** Start of Records provided **
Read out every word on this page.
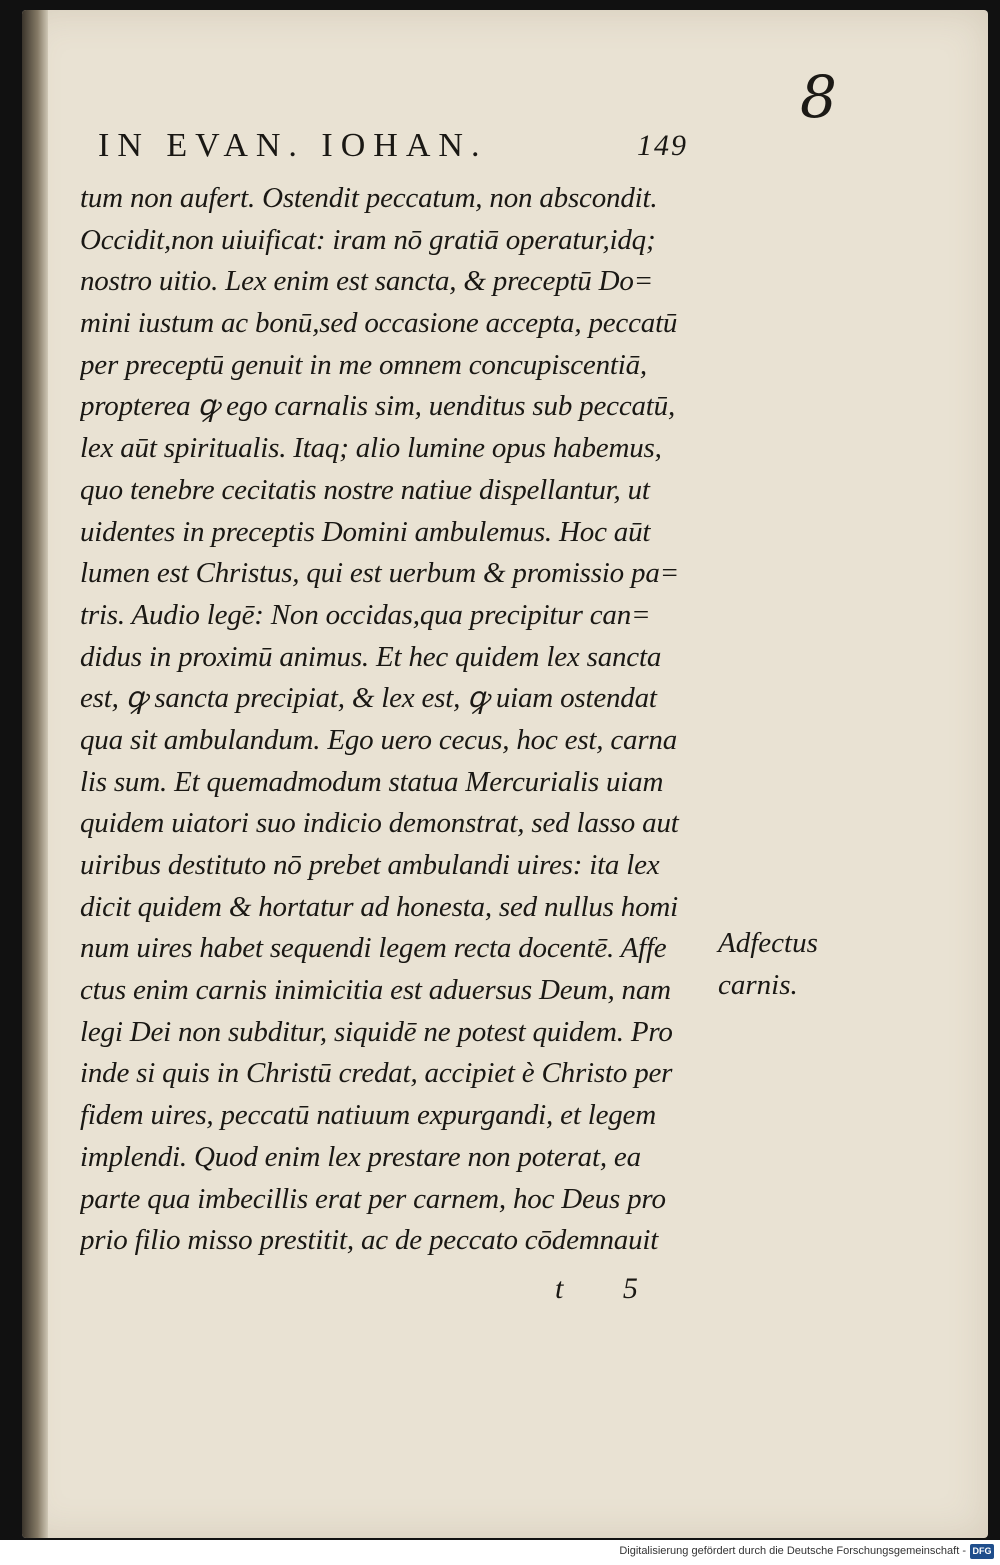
8
IN EVAN. IOHAN.	149
tum non aufert. Ostendit peccatum, non abscondit.
Occidit,non uiuificat: iram nō gratiā operatur,idq;
nostro uitio. Lex enim est sancta, & preceptū Do=
mini iustum ac bonū,sed occasione accepta, peccatū
per preceptū genuit in me omnem concupiscentiā,
propterea ꝙ ego carnalis sim, uenditus sub peccatū,
lex aūt spiritualis. Itaq; alio lumine opus habemus,
quo tenebre cecitatis nostre natiue dispellantur, ut
uidentes in preceptis Domini ambulemus. Hoc aūt
lumen est Christus, qui est uerbum & promissio pa=
tris. Audio legē: Non occidas,qua precipitur can=
didus in proximū animus. Et hec quidem lex sancta
est, ꝙ sancta precipiat, & lex est, ꝙ uiam ostendat
qua sit ambulandum. Ego uero cecus, hoc est, carna
lis sum. Et quemadmodum statua Mercurialis uiam
quidem uiatori suo indicio demonstrat, sed lasso aut
uiribus destituto nō prebet ambulandi uires: ita lex
dicit quidem & hortatur ad honesta, sed nullus homi
num uires habet sequendi legem recta docentē. Affe
ctus enim carnis inimicitia est aduersus Deum, nam
legi Dei non subditur, siquidē ne potest quidem. Pro
inde si quis in Christū credat, accipiet è Christo per
fidem uires, peccatū natiuum expurgandi, et legem
implendi. Quod enim lex prestare non poterat, ea
parte qua imbecillis erat per carnem, hoc Deus pro
prio filio misso prestitit, ac de peccato cōdemnauit
Adfectus
carnis.
t 5
Digitalisierung gefördert durch die Deutsche Forschungsgemeinschaft - DFG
** End of Records provided **
- **What the task asks**
Write out the full set of lines verbatim, without the pictures.

- **Written solution**
Read out every word on this page.
8
IN EVAN. IOHAN.	149
tum non aufert. Ostendit peccatum, non abscondit.
Occidit,non uiuificat: iram nō gratiā operatur,idq;
nostro uitio. Lex enim est sancta, & preceptū Do=
mini iustum ac bonū,sed occasione accepta, peccatū
per preceptū genuit in me omnem concupiscentiā,
propterea ꝙ ego carnalis sim, uenditus sub peccatū,
lex aūt spiritualis. Itaq; alio lumine opus habemus,
quo tenebre cecitatis nostre natiue dispellantur, ut
uidentes in preceptis Domini ambulemus. Hoc aūt
lumen est Christus, qui est uerbum & promissio pa=
tris. Audio legē: Non occidas,qua precipitur can=
didus in proximū animus. Et hec quidem lex sancta
est, ꝙ sancta precipiat, & lex est, ꝙ uiam ostendat
qua sit ambulandum. Ego uero cecus, hoc est, carna
lis sum. Et quemadmodum statua Mercurialis uiam
quidem uiatori suo indicio demonstrat, sed lasso aut
uiribus destituto nō prebet ambulandi uires: ita lex
dicit quidem & hortatur ad honesta, sed nullus homi
num uires habet sequendi legem recta docentē. Affe
ctus enim carnis inimicitia est aduersus Deum, nam
legi Dei non subditur, siquidē ne potest quidem. Pro
inde si quis in Christū credat, accipiet è Christo per
fidem uires, peccatū natiuum expurgandi, et legem
implendi. Quod enim lex prestare non poterat, ea
parte qua imbecillis erat per carnem, hoc Deus pro
prio filio misso prestitit, ac de peccato cōdemnauit
Adfectus
carnis.
t 5
Digitalisierung gefördert durch die Deutsche Forschungsgemeinschaft - DFG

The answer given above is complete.